Given problem -> Find the line containing "Convert this screenshot", then return it and every line after it through the end of the records, exactly. Leave out pictures.

-- Begin Provided information --

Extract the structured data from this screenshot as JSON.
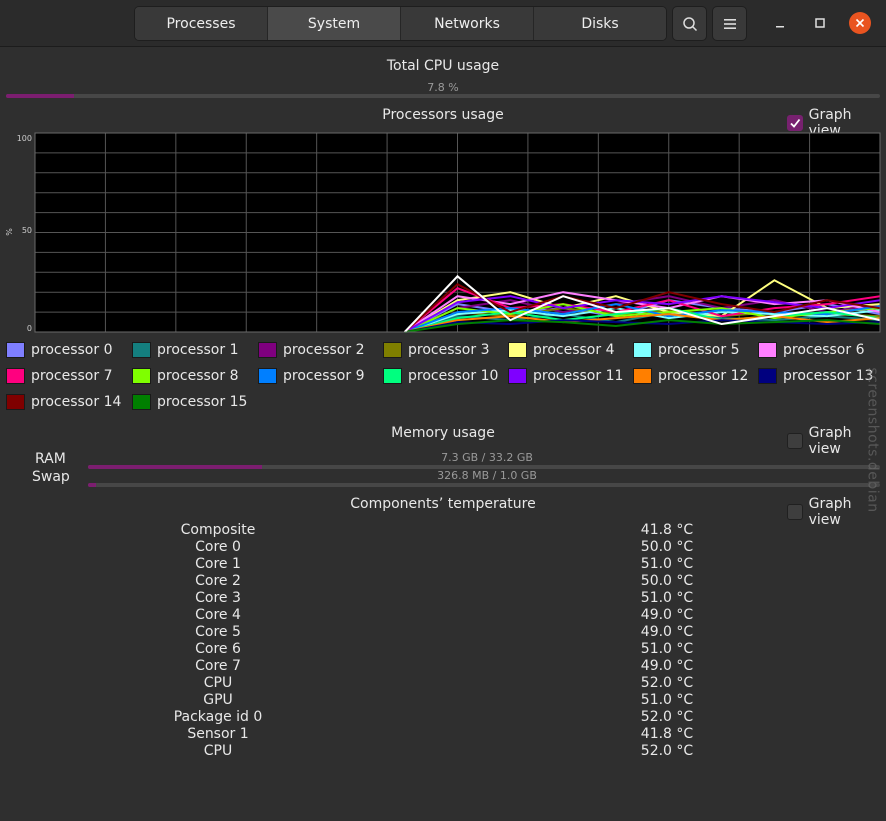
{
  "header": {
    "tabs": [
      {
        "label": "Processes",
        "active": false
      },
      {
        "label": "System",
        "active": true
      },
      {
        "label": "Networks",
        "active": false
      },
      {
        "label": "Disks",
        "active": false
      }
    ],
    "icons": {
      "search": "search-icon",
      "menu": "hamburger-menu-icon",
      "minimize": "minimize-icon",
      "maximize": "maximize-icon",
      "close": "close-icon"
    }
  },
  "cpu_total": {
    "title": "Total CPU usage",
    "value_label": "7.8 %",
    "fraction": 0.078
  },
  "processors": {
    "title": "Processors usage",
    "graph_view_label": "Graph view",
    "graph_view_checked": true,
    "axis": {
      "top": "100",
      "mid": "50",
      "bottom": "0",
      "unit": "%"
    },
    "legend": [
      {
        "label": "processor 0",
        "color": "#7f7fff"
      },
      {
        "label": "processor 1",
        "color": "#147f7f"
      },
      {
        "label": "processor 2",
        "color": "#7f007f"
      },
      {
        "label": "processor 3",
        "color": "#7f7f00"
      },
      {
        "label": "processor 4",
        "color": "#ffff7f"
      },
      {
        "label": "processor 5",
        "color": "#7fffff"
      },
      {
        "label": "processor 6",
        "color": "#ff7fff"
      },
      {
        "label": "processor 7",
        "color": "#ff007f"
      },
      {
        "label": "processor 8",
        "color": "#7fff00"
      },
      {
        "label": "processor 9",
        "color": "#007fff"
      },
      {
        "label": "processor 10",
        "color": "#00ff7f"
      },
      {
        "label": "processor 11",
        "color": "#7f00ff"
      },
      {
        "label": "processor 12",
        "color": "#ff7f00"
      },
      {
        "label": "processor 13",
        "color": "#00007f"
      },
      {
        "label": "processor 14",
        "color": "#7f0000"
      },
      {
        "label": "processor 15",
        "color": "#007f00"
      }
    ]
  },
  "chart_data": {
    "type": "line",
    "ylim": [
      0,
      100
    ],
    "ylabel": "%",
    "yticks": [
      "0",
      "50",
      "100"
    ],
    "grid": true,
    "x": [
      0,
      1,
      2,
      3,
      4,
      5,
      6,
      7,
      8,
      9,
      10,
      11,
      12,
      13,
      14,
      15,
      16
    ],
    "series": [
      {
        "name": "processor 0",
        "color": "#7f7fff",
        "values": [
          null,
          null,
          null,
          null,
          null,
          null,
          null,
          0,
          14,
          10,
          12,
          8,
          16,
          12,
          10,
          14,
          9
        ]
      },
      {
        "name": "processor 1",
        "color": "#147f7f",
        "values": [
          null,
          null,
          null,
          null,
          null,
          null,
          null,
          0,
          8,
          6,
          9,
          5,
          10,
          7,
          6,
          8,
          6
        ]
      },
      {
        "name": "processor 2",
        "color": "#7f007f",
        "values": [
          null,
          null,
          null,
          null,
          null,
          null,
          null,
          0,
          12,
          16,
          10,
          14,
          18,
          12,
          16,
          10,
          14
        ]
      },
      {
        "name": "processor 3",
        "color": "#7f7f00",
        "values": [
          null,
          null,
          null,
          null,
          null,
          null,
          null,
          0,
          10,
          8,
          12,
          9,
          11,
          8,
          10,
          9,
          8
        ]
      },
      {
        "name": "processor 4",
        "color": "#ffff7f",
        "values": [
          null,
          null,
          null,
          null,
          null,
          null,
          null,
          0,
          16,
          20,
          12,
          18,
          10,
          8,
          26,
          12,
          14
        ]
      },
      {
        "name": "processor 5",
        "color": "#7fffff",
        "values": [
          null,
          null,
          null,
          null,
          null,
          null,
          null,
          0,
          9,
          11,
          8,
          12,
          7,
          10,
          9,
          8,
          11
        ]
      },
      {
        "name": "processor 6",
        "color": "#ff7fff",
        "values": [
          null,
          null,
          null,
          null,
          null,
          null,
          null,
          0,
          18,
          14,
          20,
          16,
          12,
          18,
          14,
          16,
          10
        ]
      },
      {
        "name": "processor 7",
        "color": "#ff007f",
        "values": [
          null,
          null,
          null,
          null,
          null,
          null,
          null,
          0,
          22,
          12,
          14,
          10,
          16,
          8,
          12,
          14,
          18
        ]
      },
      {
        "name": "processor 8",
        "color": "#7fff00",
        "values": [
          null,
          null,
          null,
          null,
          null,
          null,
          null,
          0,
          12,
          9,
          14,
          8,
          10,
          12,
          7,
          10,
          12
        ]
      },
      {
        "name": "processor 9",
        "color": "#007fff",
        "values": [
          null,
          null,
          null,
          null,
          null,
          null,
          null,
          0,
          10,
          12,
          9,
          14,
          8,
          11,
          10,
          9,
          13
        ]
      },
      {
        "name": "processor 10",
        "color": "#00ff7f",
        "values": [
          null,
          null,
          null,
          null,
          null,
          null,
          null,
          0,
          7,
          10,
          6,
          9,
          12,
          6,
          8,
          10,
          7
        ]
      },
      {
        "name": "processor 11",
        "color": "#7f00ff",
        "values": [
          null,
          null,
          null,
          null,
          null,
          null,
          null,
          0,
          15,
          18,
          12,
          16,
          14,
          18,
          15,
          12,
          16
        ]
      },
      {
        "name": "processor 12",
        "color": "#ff7f00",
        "values": [
          null,
          null,
          null,
          null,
          null,
          null,
          null,
          0,
          6,
          8,
          5,
          7,
          9,
          6,
          8,
          5,
          7
        ]
      },
      {
        "name": "processor 13",
        "color": "#00007f",
        "values": [
          null,
          null,
          null,
          null,
          null,
          null,
          null,
          0,
          5,
          4,
          6,
          5,
          4,
          6,
          5,
          4,
          5
        ]
      },
      {
        "name": "processor 14",
        "color": "#7f0000",
        "values": [
          null,
          null,
          null,
          null,
          null,
          null,
          null,
          0,
          24,
          10,
          18,
          12,
          20,
          14,
          10,
          16,
          12
        ]
      },
      {
        "name": "processor 15",
        "color": "#007f00",
        "values": [
          null,
          null,
          null,
          null,
          null,
          null,
          null,
          0,
          4,
          6,
          5,
          3,
          6,
          4,
          5,
          6,
          4
        ]
      },
      {
        "name": "",
        "color": "#ffffff",
        "values": [
          null,
          null,
          null,
          null,
          null,
          null,
          null,
          0,
          28,
          6,
          18,
          10,
          12,
          4,
          8,
          12,
          6
        ]
      }
    ]
  },
  "memory": {
    "title": "Memory usage",
    "graph_view_label": "Graph view",
    "graph_view_checked": false,
    "ram_label": "RAM",
    "ram_value": "7.3 GB / 33.2 GB",
    "ram_fraction": 0.22,
    "swap_label": "Swap",
    "swap_value": "326.8 MB / 1.0 GB",
    "swap_fraction": 0.01
  },
  "temperature": {
    "title": "Components’ temperature",
    "graph_view_label": "Graph view",
    "graph_view_checked": false,
    "rows": [
      {
        "name": "Composite",
        "value": "41.8 °C"
      },
      {
        "name": "Core 0",
        "value": "50.0 °C"
      },
      {
        "name": "Core 1",
        "value": "51.0 °C"
      },
      {
        "name": "Core 2",
        "value": "50.0 °C"
      },
      {
        "name": "Core 3",
        "value": "51.0 °C"
      },
      {
        "name": "Core 4",
        "value": "49.0 °C"
      },
      {
        "name": "Core 5",
        "value": "49.0 °C"
      },
      {
        "name": "Core 6",
        "value": "51.0 °C"
      },
      {
        "name": "Core 7",
        "value": "49.0 °C"
      },
      {
        "name": "CPU",
        "value": "52.0 °C"
      },
      {
        "name": "GPU",
        "value": "51.0 °C"
      },
      {
        "name": "Package id 0",
        "value": "52.0 °C"
      },
      {
        "name": "Sensor 1",
        "value": "41.8 °C"
      },
      {
        "name": "CPU",
        "value": "52.0 °C"
      }
    ]
  },
  "watermark": {
    "text": "screenshots.debian"
  }
}
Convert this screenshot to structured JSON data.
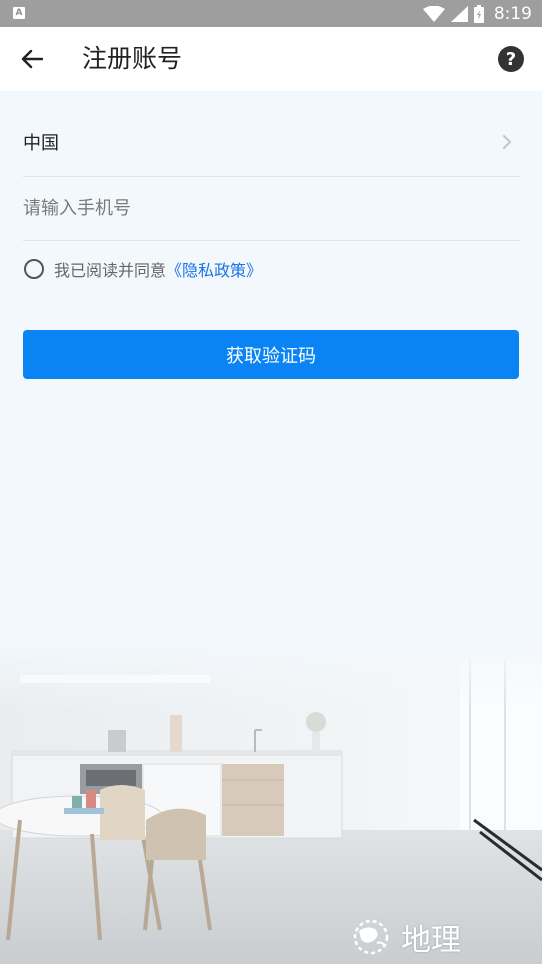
{
  "status_bar": {
    "indicator": "A",
    "time": "8:19",
    "icons": [
      "wifi-icon",
      "cell-signal-icon",
      "battery-icon"
    ]
  },
  "app_bar": {
    "title": "注册账号",
    "back_icon": "back-arrow-icon",
    "help_label": "?"
  },
  "form": {
    "country": "中国",
    "phone_placeholder": "请输入手机号",
    "phone_value": "",
    "agree_text": "我已阅读并同意",
    "policy_link": "《隐私政策》",
    "agree_checked": false,
    "submit_label": "获取验证码"
  },
  "watermark": {
    "text": "地理"
  },
  "colors": {
    "accent": "#0a84f5",
    "link": "#1a73e8",
    "background": "#f3f8fc",
    "status_bar": "#9e9e9e"
  }
}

-- End Provided information --

Result for this task ->
Convert this screenshot to structured JSON data.
{
  "status_bar": {
    "indicator": "A",
    "time": "8:19",
    "icons": [
      "wifi-icon",
      "cell-signal-icon",
      "battery-icon"
    ]
  },
  "app_bar": {
    "title": "注册账号",
    "back_icon": "back-arrow-icon",
    "help_label": "?"
  },
  "form": {
    "country": "中国",
    "phone_placeholder": "请输入手机号",
    "phone_value": "",
    "agree_text": "我已阅读并同意",
    "policy_link": "《隐私政策》",
    "agree_checked": false,
    "submit_label": "获取验证码"
  },
  "watermark": {
    "text": "地理"
  },
  "colors": {
    "accent": "#0a84f5",
    "link": "#1a73e8",
    "background": "#f3f8fc",
    "status_bar": "#9e9e9e"
  }
}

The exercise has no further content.